Aim
Copy out each line of the data holding "非甲烷总烃".

Provided data
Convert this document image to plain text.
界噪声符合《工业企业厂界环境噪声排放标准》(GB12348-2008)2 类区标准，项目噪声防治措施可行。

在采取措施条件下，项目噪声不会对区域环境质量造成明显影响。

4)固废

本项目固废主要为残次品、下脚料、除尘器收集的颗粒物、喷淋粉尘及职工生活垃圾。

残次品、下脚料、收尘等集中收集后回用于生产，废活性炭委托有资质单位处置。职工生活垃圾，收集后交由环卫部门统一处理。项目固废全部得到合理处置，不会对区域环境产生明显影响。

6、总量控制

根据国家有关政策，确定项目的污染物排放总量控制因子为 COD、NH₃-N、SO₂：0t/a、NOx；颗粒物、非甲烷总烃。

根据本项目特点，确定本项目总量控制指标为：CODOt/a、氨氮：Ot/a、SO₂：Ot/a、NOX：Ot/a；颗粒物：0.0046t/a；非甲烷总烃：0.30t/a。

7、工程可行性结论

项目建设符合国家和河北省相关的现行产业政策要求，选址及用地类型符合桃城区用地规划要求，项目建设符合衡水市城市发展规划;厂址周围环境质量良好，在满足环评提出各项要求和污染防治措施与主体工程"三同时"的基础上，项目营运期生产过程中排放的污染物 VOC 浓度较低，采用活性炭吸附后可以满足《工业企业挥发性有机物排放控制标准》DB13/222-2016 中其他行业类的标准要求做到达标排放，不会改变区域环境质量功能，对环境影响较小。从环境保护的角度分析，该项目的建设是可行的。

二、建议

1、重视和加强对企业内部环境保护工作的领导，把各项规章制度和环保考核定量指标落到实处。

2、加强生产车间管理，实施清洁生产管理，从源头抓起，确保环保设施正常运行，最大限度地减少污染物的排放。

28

Reply to the exercise
根据国家有关政策，确定项目的污染物排放总量控制因子为 COD、NH₃-N、SO₂：0t/a、NOx；颗粒物、非甲烷总烃。
根据本项目特点，确定本项目总量控制指标为：CODOt/a、氨氮：Ot/a、SO₂：Ot/a、NOX：Ot/a；颗粒物：0.0046t/a；非甲烷总烃：0.30t/a。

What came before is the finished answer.